— START OF Material to process —

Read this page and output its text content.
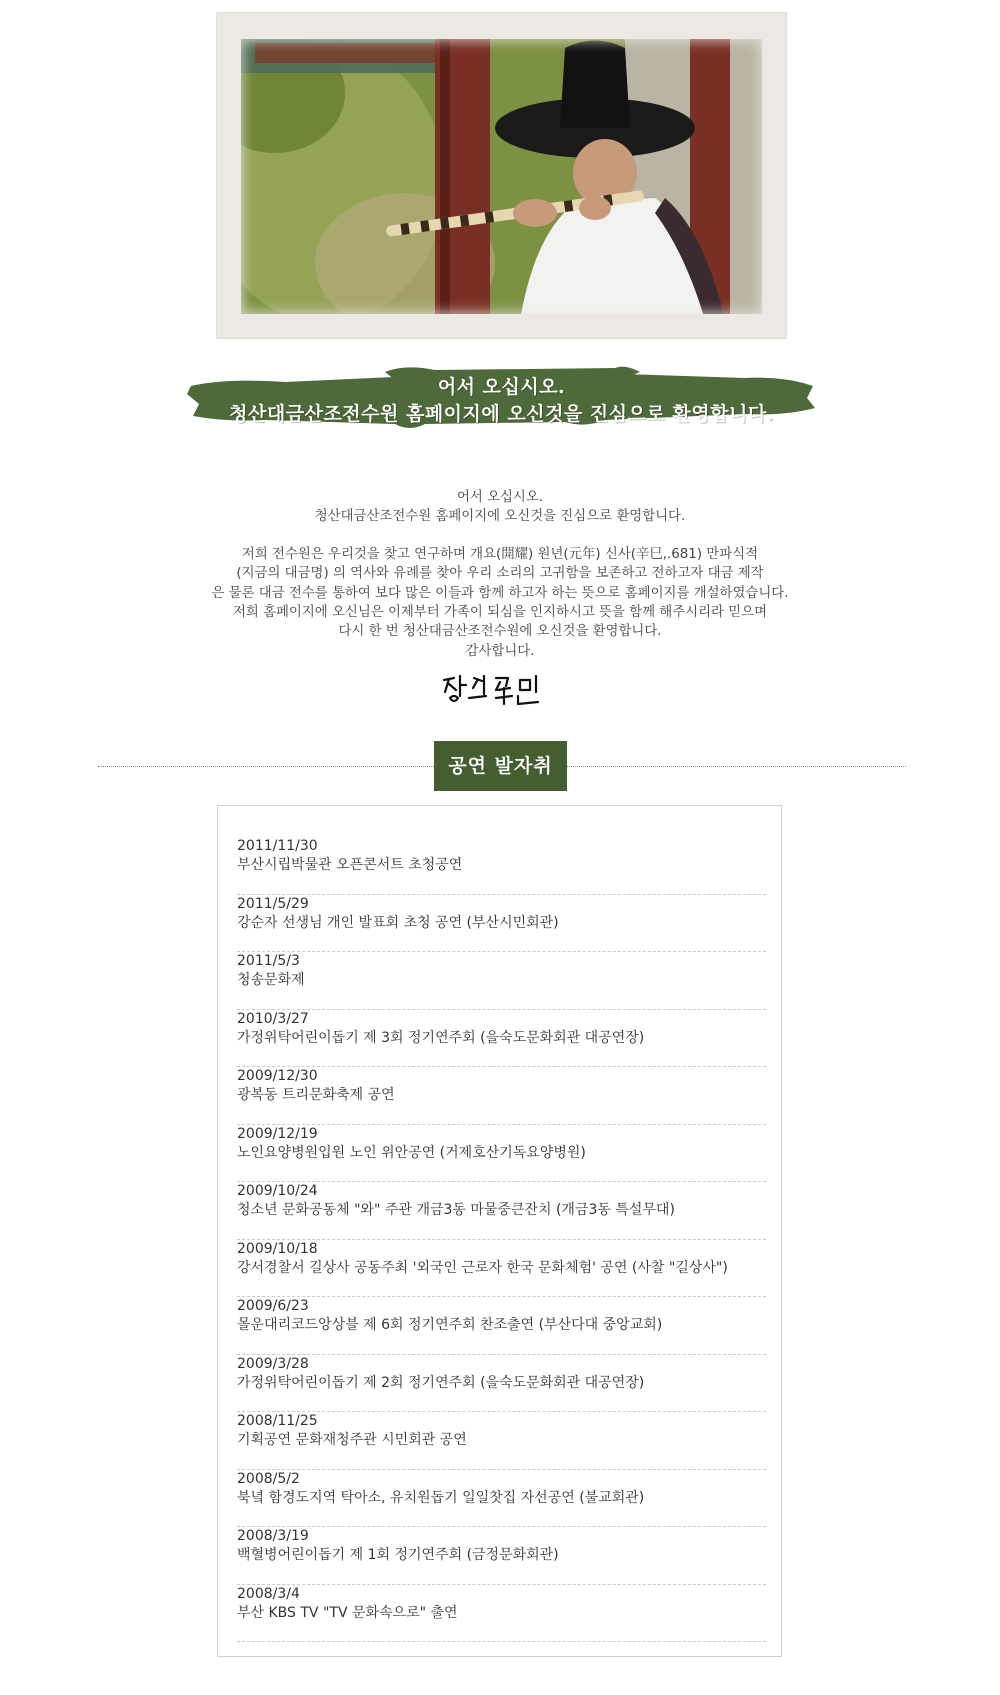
어서 오십시오.
청산대금산조전수원 홈페이지에 오신것을 진심으로 환영합니다.
어서 오십시오.
청산대금산조전수원 홈페이지에 오신것을 진심으로 환영합니다.
저희 전수원은 우리것을 찾고 연구하며 개요(開耀) 원년(元年) 신사(辛巳,.681) 만파식적
(지금의 대금명) 의 역사와 유례를 찾아 우리 소리의 고귀함을 보존하고 전하고자 대금 제작
은 물론 대금 전수를 통하여 보다 많은 이들과 함께 하고자 하는 뜻으로 홈페이지를 개설하였습니다.
저희 홈페이지에 오신님은 이제부터 가족이 되심을 인지하시고 뜻을 함께 해주시리라 믿으며
다시 한 번 청산대금산조전수원에 오신것을 환영합니다.
감사합니다.
공연 발자취
2011/11/30
부산시립박물관 오픈콘서트 초청공연
2011/5/29
강순자 선생님 개인 발표회 초청 공연 (부산시민회관)
2011/5/3
청송문화제
2010/3/27
가정위탁어린이돕기 제 3회 정기연주회 (을숙도문화회관 대공연장)
2009/12/30
광복동 트리문화축제 공연
2009/12/19
노인요양병원입원 노인 위안공연 (거제호산기독요양병원)
2009/10/24
청소년 문화공동체 "와" 주관 개금3동 마물중큰잔치 (개금3동 특설무대)
2009/10/18
강서경찰서 길상사 공동주최 '외국인 근로자 한국 문화체험' 공연 (사찰 "길상사")
2009/6/23
몰운대리코드앙상블 제 6회 정기연주회 찬조출연 (부산다대 중앙교회)
2009/3/28
가정위탁어린이돕기 제 2회 정기연주회 (을숙도문화회관 대공연장)
2008/11/25
기획공연 문화재청주관 시민회관 공연
2008/5/2
북녘 함경도지역 탁아소, 유치원돕기 일일찻집 자선공연 (불교회관)
2008/3/19
백혈병어린이돕기 제 1회 정기연주회 (금정문화회관)
2008/3/4
부산 KBS TV "TV 문화속으로" 출연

— END OF Material to process —

Exercise instructions ▸
Copy out all lines above that include the string "대공연장".

Result for this exercise ▸
가정위탁어린이돕기 제 3회 정기연주회 (을숙도문화회관 대공연장)
가정위탁어린이돕기 제 2회 정기연주회 (을숙도문화회관 대공연장)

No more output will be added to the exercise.